- _TASK DIRECTIONS_: Please print all of the material below, word for word.
○ ○ ○ ○
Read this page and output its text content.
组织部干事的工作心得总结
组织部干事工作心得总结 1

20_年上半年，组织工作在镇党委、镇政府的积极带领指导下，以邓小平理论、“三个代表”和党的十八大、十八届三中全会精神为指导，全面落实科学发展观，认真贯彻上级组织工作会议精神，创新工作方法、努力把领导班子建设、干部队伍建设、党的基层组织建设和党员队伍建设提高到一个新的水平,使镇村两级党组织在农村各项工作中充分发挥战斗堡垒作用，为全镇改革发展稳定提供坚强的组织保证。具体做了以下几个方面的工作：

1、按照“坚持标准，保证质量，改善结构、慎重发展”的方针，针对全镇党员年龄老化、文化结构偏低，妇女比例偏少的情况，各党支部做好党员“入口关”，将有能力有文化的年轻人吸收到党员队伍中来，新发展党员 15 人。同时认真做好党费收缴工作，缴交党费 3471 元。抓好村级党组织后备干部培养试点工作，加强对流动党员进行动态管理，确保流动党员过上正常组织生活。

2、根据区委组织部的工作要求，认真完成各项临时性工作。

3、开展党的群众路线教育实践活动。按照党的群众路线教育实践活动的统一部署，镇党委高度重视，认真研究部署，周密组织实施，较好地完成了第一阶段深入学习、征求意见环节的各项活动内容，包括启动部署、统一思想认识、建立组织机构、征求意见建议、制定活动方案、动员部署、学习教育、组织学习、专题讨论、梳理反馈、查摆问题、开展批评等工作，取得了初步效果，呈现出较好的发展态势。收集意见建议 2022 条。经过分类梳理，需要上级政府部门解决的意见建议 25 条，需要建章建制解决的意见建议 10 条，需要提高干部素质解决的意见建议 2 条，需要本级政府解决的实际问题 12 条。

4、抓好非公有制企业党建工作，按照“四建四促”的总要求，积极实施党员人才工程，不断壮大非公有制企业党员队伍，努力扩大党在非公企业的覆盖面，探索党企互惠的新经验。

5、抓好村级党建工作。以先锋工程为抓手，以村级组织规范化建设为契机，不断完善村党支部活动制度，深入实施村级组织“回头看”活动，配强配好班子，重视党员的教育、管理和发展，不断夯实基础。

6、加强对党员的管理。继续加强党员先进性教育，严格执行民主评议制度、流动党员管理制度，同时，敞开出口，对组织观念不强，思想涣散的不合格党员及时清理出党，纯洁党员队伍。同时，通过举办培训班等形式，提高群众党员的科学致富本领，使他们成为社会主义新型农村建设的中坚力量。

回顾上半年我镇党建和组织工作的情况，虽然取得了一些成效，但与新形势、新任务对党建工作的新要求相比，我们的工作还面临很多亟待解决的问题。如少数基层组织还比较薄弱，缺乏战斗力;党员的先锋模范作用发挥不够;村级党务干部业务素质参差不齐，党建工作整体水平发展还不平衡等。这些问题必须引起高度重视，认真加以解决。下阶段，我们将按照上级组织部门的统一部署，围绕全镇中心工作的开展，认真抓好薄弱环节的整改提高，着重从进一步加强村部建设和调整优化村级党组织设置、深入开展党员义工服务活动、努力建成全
○ ○ ○ ○
- _OUTPUT FOR THIS EXERCISE_:
Read this page and output its text content.
组织部干事的工作心得总结
组织部干事工作心得总结 1

20_年上半年，组织工作在镇党委、镇政府的积极带领指导下，以邓小平理论、“三个代表”和党的十八大、十八届三中全会精神为指导，全面落实科学发展观，认真贯彻上级组织工作会议精神，创新工作方法、努力把领导班子建设、干部队伍建设、党的基层组织建设和党员队伍建设提高到一个新的水平,使镇村两级党组织在农村各项工作中充分发挥战斗堡垒作用，为全镇改革发展稳定提供坚强的组织保证。具体做了以下几个方面的工作：

1、按照“坚持标准，保证质量，改善结构、慎重发展”的方针，针对全镇党员年龄老化、文化结构偏低，妇女比例偏少的情况，各党支部做好党员“入口关”，将有能力有文化的年轻人吸收到党员队伍中来，新发展党员 15 人。同时认真做好党费收缴工作，缴交党费 3471 元。抓好村级党组织后备干部培养试点工作，加强对流动党员进行动态管理，确保流动党员过上正常组织生活。

2、根据区委组织部的工作要求，认真完成各项临时性工作。

3、开展党的群众路线教育实践活动。按照党的群众路线教育实践活动的统一部署，镇党委高度重视，认真研究部署，周密组织实施，较好地完成了第一阶段深入学习、征求意见环节的各项活动内容，包括启动部署、统一思想认识、建立组织机构、征求意见建议、制定活动方案、动员部署、学习教育、组织学习、专题讨论、梳理反馈、查摆问题、开展批评等工作，取得了初步效果，呈现出较好的发展态势。收集意见建议 2022 条。经过分类梳理，需要上级政府部门解决的意见建议 25 条，需要建章建制解决的意见建议 10 条，需要提高干部素质解决的意见建议 2 条，需要本级政府解决的实际问题 12 条。

4、抓好非公有制企业党建工作，按照“四建四促”的总要求，积极实施党员人才工程，不断壮大非公有制企业党员队伍，努力扩大党在非公企业的覆盖面，探索党企互惠的新经验。

5、抓好村级党建工作。以先锋工程为抓手，以村级组织规范化建设为契机，不断完善村党支部活动制度，深入实施村级组织“回头看”活动，配强配好班子，重视党员的教育、管理和发展，不断夯实基础。

6、加强对党员的管理。继续加强党员先进性教育，严格执行民主评议制度、流动党员管理制度，同时，敞开出口，对组织观念不强，思想涣散的不合格党员及时清理出党，纯洁党员队伍。同时，通过举办培训班等形式，提高群众党员的科学致富本领，使他们成为社会主义新型农村建设的中坚力量。

回顾上半年我镇党建和组织工作的情况，虽然取得了一些成效，但与新形势、新任务对党建工作的新要求相比，我们的工作还面临很多亟待解决的问题。如少数基层组织还比较薄弱，缺乏战斗力;党员的先锋模范作用发挥不够;村级党务干部业务素质参差不齐，党建工作整体水平发展还不平衡等。这些问题必须引起高度重视，认真加以解决。下阶段，我们将按照上级组织部门的统一部署，围绕全镇中心工作的开展，认真抓好薄弱环节的整改提高，着重从进一步加强村部建设和调整优化村级党组织设置、深入开展党员义工服务活动、努力建成全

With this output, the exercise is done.